What you need to do:
Extract every line from the records below that contains the word "INJURY".
--*--
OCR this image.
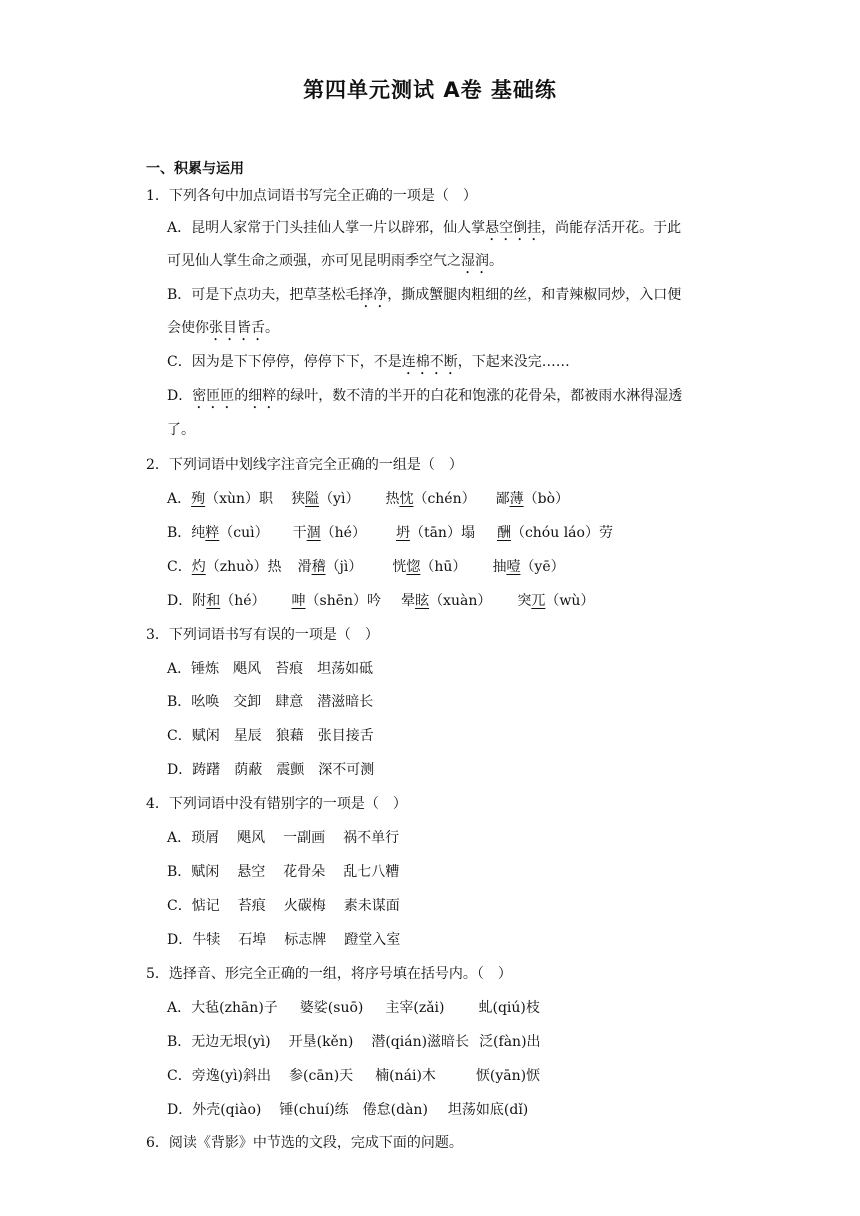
第四单元测试 A卷 基础练
一、积累与运用
1．下列各句中加点词语书写完全正确的一项是（　）
A．昆明人家常于门头挂仙人掌一片以辟邪，仙人掌悬空倒挂，尚能存活开花。于此
可见仙人掌生命之顽强，亦可见昆明雨季空气之湿润。
B．可是下点功夫，把草茎松毛择净，撕成蟹腿肉粗细的丝，和青辣椒同炒，入口便
会使你张目皆舌。
C．因为是下下停停，停停下下，不是连棉不断，下起来没完……
D．密匝匝的细粹的绿叶，数不清的半开的白花和饱涨的花骨朵，都被雨水淋得湿透
了。
2．下列词语中划线字注音完全正确的一组是（　）
A．殉（xùn）职 狭隘（yì） 热忱（chén） 鄙薄（bò）
B．纯粹（cuì） 干涸（hé） 坍（tān）塌 酬（chóu láo）劳
C．灼（zhuò）热 滑稽（jì） 恍惚（hū） 抽噎（yē）
D．附和（hé） 呻（shēn）吟 晕眩（xuàn） 突兀（wù）
3．下列词语书写有误的一项是（　）
A．锤炼　飓风　苔痕　坦荡如砥
B．吆唤　交卸　肆意　潜滋暗长
C．赋闲　星辰　狼藉　张目接舌
D．踌躇　荫蔽　震颤　深不可测
4．下列词语中没有错别字的一项是（　）
A．琐屑 飓风 一副画 祸不单行
B．赋闲 悬空 花骨朵 乱七八糟
C．惦记 苔痕 火碳梅 素未谋面
D．牛犊 石埠 标志牌 蹬堂入室
5．选择音、形完全正确的一组，将序号填在括号内。（　）
A．大毡(zhān)子 婆娑(suō) 主宰(zǎi) 虬(qiú)枝
B．无边无垠(yì) 开垦(kěn) 潜(qián)滋暗长 泛(fàn)出
C．旁逸(yì)斜出 参(cān)天 楠(nái)木	恹(yān)恹
D．外壳(qiào) 锤(chuí)练 倦怠(dàn) 坦荡如底(dǐ)
6．阅读《背影》中节选的文段，完成下面的问题。
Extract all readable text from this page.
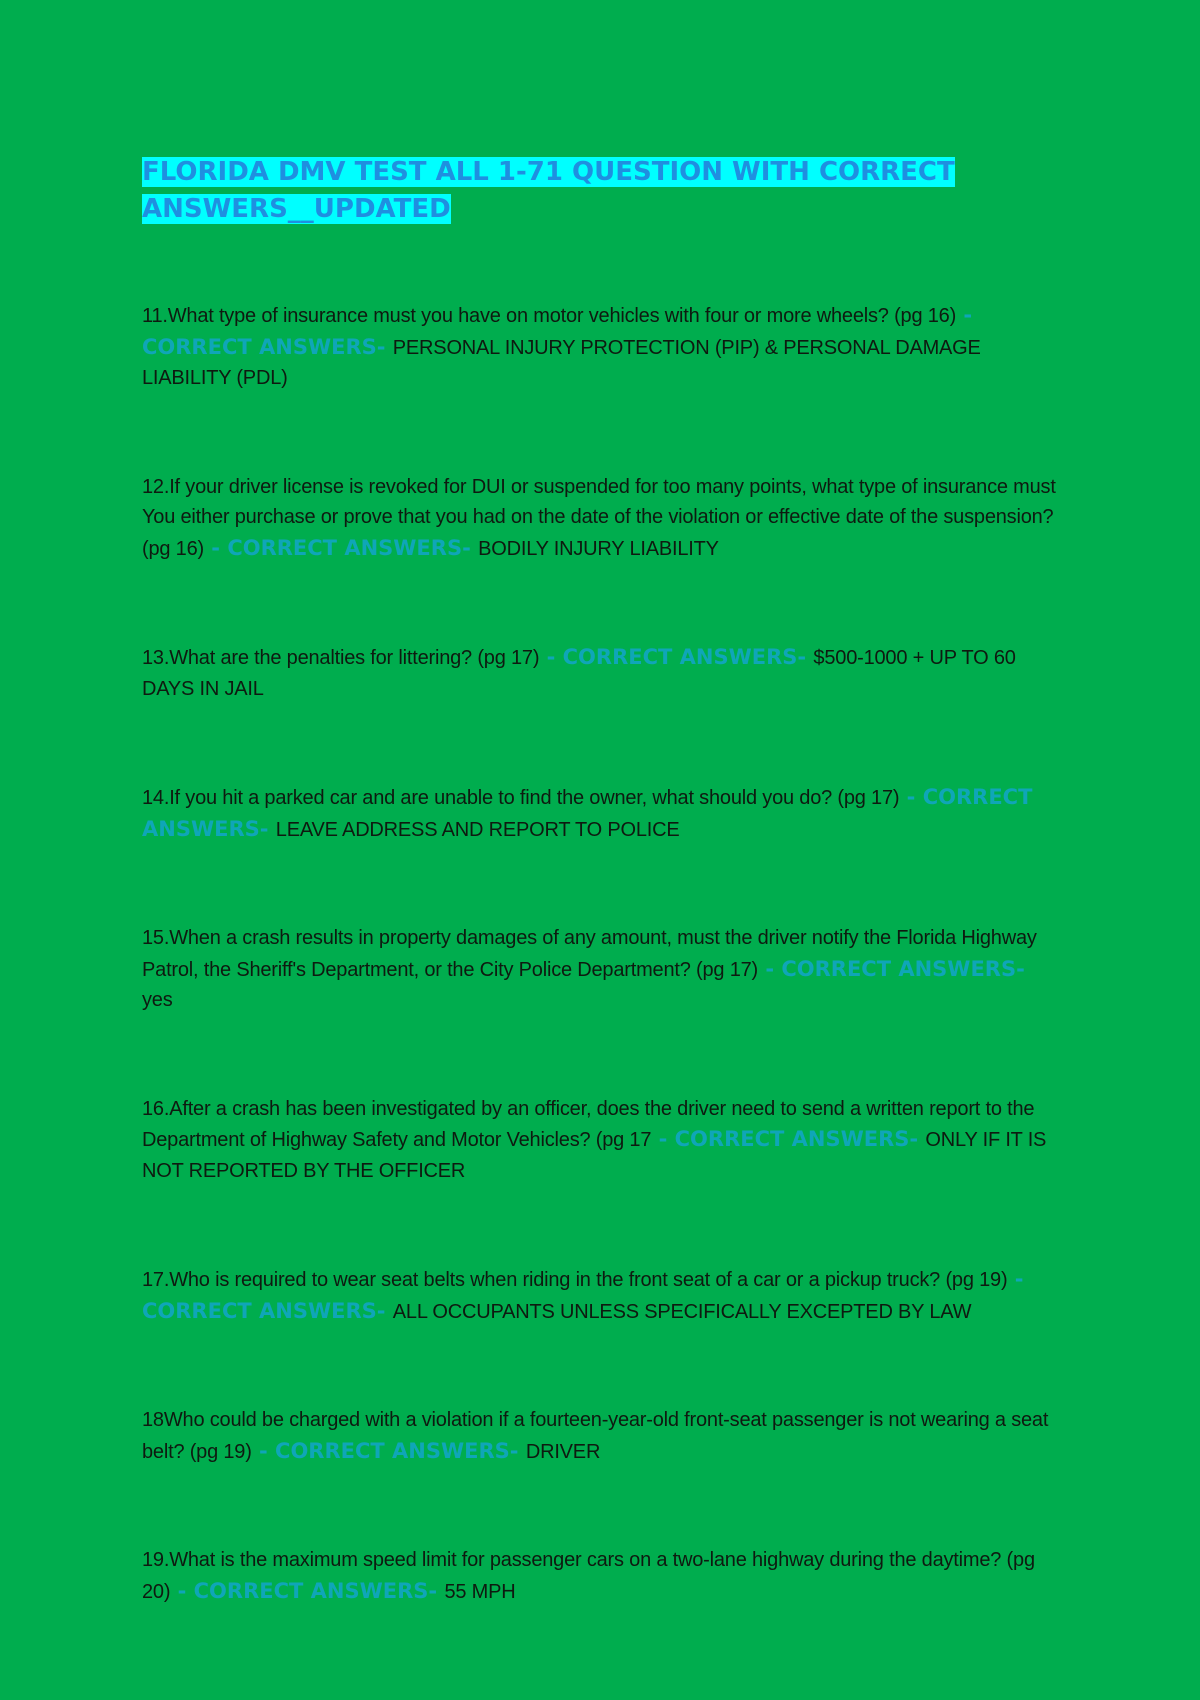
FLORIDA DMV TEST ALL 1-71 QUESTION WITH CORRECT ANSWERS__UPDATED

11.What type of insurance must you have on motor vehicles with four or more wheels? (pg 16) - CORRECT ANSWERS- PERSONAL INJURY PROTECTION (PIP) & PERSONAL DAMAGE LIABILITY (PDL)

12.If your driver license is revoked for DUI or suspended for too many points, what type of insurance must You either purchase or prove that you had on the date of the violation or effective date of the suspension? (pg 16) - CORRECT ANSWERS- BODILY INJURY LIABILITY

13.What are the penalties for littering? (pg 17) - CORRECT ANSWERS- $500-1000 + UP TO 60 DAYS IN JAIL

14.If you hit a parked car and are unable to find the owner, what should you do? (pg 17) - CORRECT ANSWERS- LEAVE ADDRESS AND REPORT TO POLICE

15.When a crash results in property damages of any amount, must the driver notify the Florida Highway Patrol, the Sheriff's Department, or the City Police Department? (pg 17) - CORRECT ANSWERS- yes

16.After a crash has been investigated by an officer, does the driver need to send a written report to the Department of Highway Safety and Motor Vehicles? (pg 17 - CORRECT ANSWERS- ONLY IF IT IS NOT REPORTED BY THE OFFICER

17.Who is required to wear seat belts when riding in the front seat of a car or a pickup truck? (pg 19) - CORRECT ANSWERS- ALL OCCUPANTS UNLESS SPECIFICALLY EXCEPTED BY LAW

18Who could be charged with a violation if a fourteen-year-old front-seat passenger is not wearing a seat belt? (pg 19) - CORRECT ANSWERS- DRIVER

19.What is the maximum speed limit for passenger cars on a two-lane highway during the daytime? (pg 20) - CORRECT ANSWERS- 55 MPH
--*--
In response:
11.What type of insurance must you have on motor vehicles with four or more wheels? (pg 16) - CORRECT ANSWERS- PERSONAL INJURY PROTECTION (PIP) & PERSONAL DAMAGE LIABILITY (PDL)
12.If your driver license is revoked for DUI or suspended for too many points, what type of insurance must You either purchase or prove that you had on the date of the violation or effective date of the suspension? (pg 16) - CORRECT ANSWERS- BODILY INJURY LIABILITY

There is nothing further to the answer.